%%
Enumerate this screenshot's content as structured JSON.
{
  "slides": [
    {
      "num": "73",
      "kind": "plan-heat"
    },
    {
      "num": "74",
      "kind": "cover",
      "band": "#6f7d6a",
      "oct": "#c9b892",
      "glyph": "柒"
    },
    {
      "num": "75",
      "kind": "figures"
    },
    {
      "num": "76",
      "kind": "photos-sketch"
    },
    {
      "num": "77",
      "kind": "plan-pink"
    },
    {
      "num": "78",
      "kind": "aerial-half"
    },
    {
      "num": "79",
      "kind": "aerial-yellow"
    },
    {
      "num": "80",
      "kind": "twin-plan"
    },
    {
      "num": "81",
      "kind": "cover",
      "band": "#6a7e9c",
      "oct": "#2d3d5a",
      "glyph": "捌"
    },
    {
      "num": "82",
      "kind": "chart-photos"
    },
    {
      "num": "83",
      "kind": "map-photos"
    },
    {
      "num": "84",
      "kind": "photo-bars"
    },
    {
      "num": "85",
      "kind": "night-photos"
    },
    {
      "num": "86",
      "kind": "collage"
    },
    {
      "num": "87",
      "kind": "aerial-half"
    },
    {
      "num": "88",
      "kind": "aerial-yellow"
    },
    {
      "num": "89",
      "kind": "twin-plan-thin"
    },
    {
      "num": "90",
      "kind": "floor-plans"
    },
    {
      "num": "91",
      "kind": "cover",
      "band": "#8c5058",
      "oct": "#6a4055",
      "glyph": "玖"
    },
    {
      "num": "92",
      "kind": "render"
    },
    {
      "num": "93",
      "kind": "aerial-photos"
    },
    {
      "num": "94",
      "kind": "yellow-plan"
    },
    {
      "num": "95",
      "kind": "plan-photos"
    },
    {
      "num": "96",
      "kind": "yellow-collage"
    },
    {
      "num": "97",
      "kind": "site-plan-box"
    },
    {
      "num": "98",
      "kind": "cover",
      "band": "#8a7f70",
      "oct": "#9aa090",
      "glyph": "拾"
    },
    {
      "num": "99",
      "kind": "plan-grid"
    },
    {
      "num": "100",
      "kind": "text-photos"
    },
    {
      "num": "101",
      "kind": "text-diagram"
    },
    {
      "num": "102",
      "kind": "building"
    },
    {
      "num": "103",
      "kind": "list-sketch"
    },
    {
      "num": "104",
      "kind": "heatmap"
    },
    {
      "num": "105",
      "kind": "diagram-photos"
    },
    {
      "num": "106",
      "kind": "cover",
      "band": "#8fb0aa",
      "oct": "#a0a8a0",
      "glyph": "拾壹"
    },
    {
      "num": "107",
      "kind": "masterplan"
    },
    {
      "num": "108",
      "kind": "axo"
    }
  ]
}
%%
WORK REQUIRED:
Can you give every line above again, exactly as written?

TASK RESPONSE:
Enumerate this screenshot's content as structured JSON.
{
  "slides": [
    {
      "num": "73",
      "kind": "plan-heat"
    },
    {
      "num": "74",
      "kind": "cover",
      "band": "#6f7d6a",
      "oct": "#c9b892",
      "glyph": "柒"
    },
    {
      "num": "75",
      "kind": "figures"
    },
    {
      "num": "76",
      "kind": "photos-sketch"
    },
    {
      "num": "77",
      "kind": "plan-pink"
    },
    {
      "num": "78",
      "kind": "aerial-half"
    },
    {
      "num": "79",
      "kind": "aerial-yellow"
    },
    {
      "num": "80",
      "kind": "twin-plan"
    },
    {
      "num": "81",
      "kind": "cover",
      "band": "#6a7e9c",
      "oct": "#2d3d5a",
      "glyph": "捌"
    },
    {
      "num": "82",
      "kind": "chart-photos"
    },
    {
      "num": "83",
      "kind": "map-photos"
    },
    {
      "num": "84",
      "kind": "photo-bars"
    },
    {
      "num": "85",
      "kind": "night-photos"
    },
    {
      "num": "86",
      "kind": "collage"
    },
    {
      "num": "87",
      "kind": "aerial-half"
    },
    {
      "num": "88",
      "kind": "aerial-yellow"
    },
    {
      "num": "89",
      "kind": "twin-plan-thin"
    },
    {
      "num": "90",
      "kind": "floor-plans"
    },
    {
      "num": "91",
      "kind": "cover",
      "band": "#8c5058",
      "oct": "#6a4055",
      "glyph": "玖"
    },
    {
      "num": "92",
      "kind": "render"
    },
    {
      "num": "93",
      "kind": "aerial-photos"
    },
    {
      "num": "94",
      "kind": "yellow-plan"
    },
    {
      "num": "95",
      "kind": "plan-photos"
    },
    {
      "num": "96",
      "kind": "yellow-collage"
    },
    {
      "num": "97",
      "kind": "site-plan-box"
    },
    {
      "num": "98",
      "kind": "cover",
      "band": "#8a7f70",
      "oct": "#9aa090",
      "glyph": "拾"
    },
    {
      "num": "99",
      "kind": "plan-grid"
    },
    {
      "num": "100",
      "kind": "text-photos"
    },
    {
      "num": "101",
      "kind": "text-diagram"
    },
    {
      "num": "102",
      "kind": "building"
    },
    {
      "num": "103",
      "kind": "list-sketch"
    },
    {
      "num": "104",
      "kind": "heatmap"
    },
    {
      "num": "105",
      "kind": "diagram-photos"
    },
    {
      "num": "106",
      "kind": "cover",
      "band": "#8fb0aa",
      "oct": "#a0a8a0",
      "glyph": "拾壹"
    },
    {
      "num": "107",
      "kind": "masterplan"
    },
    {
      "num": "108",
      "kind": "axo"
    }
  ]
}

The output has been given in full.